■ Written problem ■
Write out the listing beneath this instruction in its entirety, exactly as it reads.

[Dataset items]
•••
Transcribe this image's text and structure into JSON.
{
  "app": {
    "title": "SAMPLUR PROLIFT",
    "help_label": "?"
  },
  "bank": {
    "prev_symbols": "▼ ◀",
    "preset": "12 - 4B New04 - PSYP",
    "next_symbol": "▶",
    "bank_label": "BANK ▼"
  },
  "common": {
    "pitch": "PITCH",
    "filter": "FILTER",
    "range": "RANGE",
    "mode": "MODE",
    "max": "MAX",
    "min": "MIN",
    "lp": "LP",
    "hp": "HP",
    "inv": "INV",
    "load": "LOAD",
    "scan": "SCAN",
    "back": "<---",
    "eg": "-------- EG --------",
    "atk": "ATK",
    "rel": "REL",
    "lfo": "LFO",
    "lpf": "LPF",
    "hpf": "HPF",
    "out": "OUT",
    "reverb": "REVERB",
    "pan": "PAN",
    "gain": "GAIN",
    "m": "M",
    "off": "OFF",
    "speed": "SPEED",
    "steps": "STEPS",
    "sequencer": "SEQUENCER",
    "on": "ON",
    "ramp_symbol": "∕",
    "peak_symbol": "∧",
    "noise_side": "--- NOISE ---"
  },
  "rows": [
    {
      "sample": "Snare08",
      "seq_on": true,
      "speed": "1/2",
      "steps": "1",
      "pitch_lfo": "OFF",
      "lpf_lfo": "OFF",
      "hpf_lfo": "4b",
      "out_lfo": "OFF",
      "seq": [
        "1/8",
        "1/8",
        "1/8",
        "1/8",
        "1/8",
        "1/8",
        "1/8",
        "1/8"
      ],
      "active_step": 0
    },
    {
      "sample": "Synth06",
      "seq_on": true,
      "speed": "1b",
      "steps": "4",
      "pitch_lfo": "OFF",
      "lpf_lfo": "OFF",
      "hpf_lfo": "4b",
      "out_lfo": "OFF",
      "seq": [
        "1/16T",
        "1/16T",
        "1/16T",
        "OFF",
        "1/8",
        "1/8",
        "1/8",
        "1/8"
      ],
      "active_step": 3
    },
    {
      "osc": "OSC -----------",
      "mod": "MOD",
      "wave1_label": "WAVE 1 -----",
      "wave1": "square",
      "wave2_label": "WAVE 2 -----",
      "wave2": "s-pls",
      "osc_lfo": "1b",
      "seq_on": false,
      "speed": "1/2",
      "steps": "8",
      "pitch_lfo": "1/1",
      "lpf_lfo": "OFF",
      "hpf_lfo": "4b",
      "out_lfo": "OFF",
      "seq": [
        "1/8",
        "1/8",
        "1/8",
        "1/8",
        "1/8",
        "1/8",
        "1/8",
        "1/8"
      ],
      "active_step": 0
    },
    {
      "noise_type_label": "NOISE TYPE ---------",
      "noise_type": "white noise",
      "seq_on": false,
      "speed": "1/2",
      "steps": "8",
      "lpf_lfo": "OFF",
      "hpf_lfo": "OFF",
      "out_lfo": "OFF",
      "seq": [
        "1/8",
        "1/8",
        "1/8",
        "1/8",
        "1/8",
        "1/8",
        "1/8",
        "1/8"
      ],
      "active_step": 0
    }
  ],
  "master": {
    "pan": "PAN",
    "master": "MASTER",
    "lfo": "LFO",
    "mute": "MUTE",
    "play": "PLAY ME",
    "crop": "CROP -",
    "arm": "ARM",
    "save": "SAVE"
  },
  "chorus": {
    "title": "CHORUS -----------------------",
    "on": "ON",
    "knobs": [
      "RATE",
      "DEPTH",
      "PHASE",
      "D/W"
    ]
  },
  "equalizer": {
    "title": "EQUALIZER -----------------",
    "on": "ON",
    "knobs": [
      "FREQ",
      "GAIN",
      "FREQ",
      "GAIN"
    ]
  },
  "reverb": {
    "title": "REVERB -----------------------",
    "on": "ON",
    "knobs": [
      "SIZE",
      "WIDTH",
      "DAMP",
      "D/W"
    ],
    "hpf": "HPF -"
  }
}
•••
■ Solution below ■
Transcribe this image's text and structure into JSON.
{
  "app": {
    "title": "SAMPLUR PROLIFT",
    "help_label": "?"
  },
  "bank": {
    "prev_symbols": "▼ ◀",
    "preset": "12 - 4B New04 - PSYP",
    "next_symbol": "▶",
    "bank_label": "BANK ▼"
  },
  "common": {
    "pitch": "PITCH",
    "filter": "FILTER",
    "range": "RANGE",
    "mode": "MODE",
    "max": "MAX",
    "min": "MIN",
    "lp": "LP",
    "hp": "HP",
    "inv": "INV",
    "load": "LOAD",
    "scan": "SCAN",
    "back": "<---",
    "eg": "-------- EG --------",
    "atk": "ATK",
    "rel": "REL",
    "lfo": "LFO",
    "lpf": "LPF",
    "hpf": "HPF",
    "out": "OUT",
    "reverb": "REVERB",
    "pan": "PAN",
    "gain": "GAIN",
    "m": "M",
    "off": "OFF",
    "speed": "SPEED",
    "steps": "STEPS",
    "sequencer": "SEQUENCER",
    "on": "ON",
    "ramp_symbol": "∕",
    "peak_symbol": "∧",
    "noise_side": "--- NOISE ---"
  },
  "rows": [
    {
      "sample": "Snare08",
      "seq_on": true,
      "speed": "1/2",
      "steps": "1",
      "pitch_lfo": "OFF",
      "lpf_lfo": "OFF",
      "hpf_lfo": "4b",
      "out_lfo": "OFF",
      "seq": [
        "1/8",
        "1/8",
        "1/8",
        "1/8",
        "1/8",
        "1/8",
        "1/8",
        "1/8"
      ],
      "active_step": 0
    },
    {
      "sample": "Synth06",
      "seq_on": true,
      "speed": "1b",
      "steps": "4",
      "pitch_lfo": "OFF",
      "lpf_lfo": "OFF",
      "hpf_lfo": "4b",
      "out_lfo": "OFF",
      "seq": [
        "1/16T",
        "1/16T",
        "1/16T",
        "OFF",
        "1/8",
        "1/8",
        "1/8",
        "1/8"
      ],
      "active_step": 3
    },
    {
      "osc": "OSC -----------",
      "mod": "MOD",
      "wave1_label": "WAVE 1 -----",
      "wave1": "square",
      "wave2_label": "WAVE 2 -----",
      "wave2": "s-pls",
      "osc_lfo": "1b",
      "seq_on": false,
      "speed": "1/2",
      "steps": "8",
      "pitch_lfo": "1/1",
      "lpf_lfo": "OFF",
      "hpf_lfo": "4b",
      "out_lfo": "OFF",
      "seq": [
        "1/8",
        "1/8",
        "1/8",
        "1/8",
        "1/8",
        "1/8",
        "1/8",
        "1/8"
      ],
      "active_step": 0
    },
    {
      "noise_type_label": "NOISE TYPE ---------",
      "noise_type": "white noise",
      "seq_on": false,
      "speed": "1/2",
      "steps": "8",
      "lpf_lfo": "OFF",
      "hpf_lfo": "OFF",
      "out_lfo": "OFF",
      "seq": [
        "1/8",
        "1/8",
        "1/8",
        "1/8",
        "1/8",
        "1/8",
        "1/8",
        "1/8"
      ],
      "active_step": 0
    }
  ],
  "master": {
    "pan": "PAN",
    "master": "MASTER",
    "lfo": "LFO",
    "mute": "MUTE",
    "play": "PLAY ME",
    "crop": "CROP -",
    "arm": "ARM",
    "save": "SAVE"
  },
  "chorus": {
    "title": "CHORUS -----------------------",
    "on": "ON",
    "knobs": [
      "RATE",
      "DEPTH",
      "PHASE",
      "D/W"
    ]
  },
  "equalizer": {
    "title": "EQUALIZER -----------------",
    "on": "ON",
    "knobs": [
      "FREQ",
      "GAIN",
      "FREQ",
      "GAIN"
    ]
  },
  "reverb": {
    "title": "REVERB -----------------------",
    "on": "ON",
    "knobs": [
      "SIZE",
      "WIDTH",
      "DAMP",
      "D/W"
    ],
    "hpf": "HPF -"
  }
}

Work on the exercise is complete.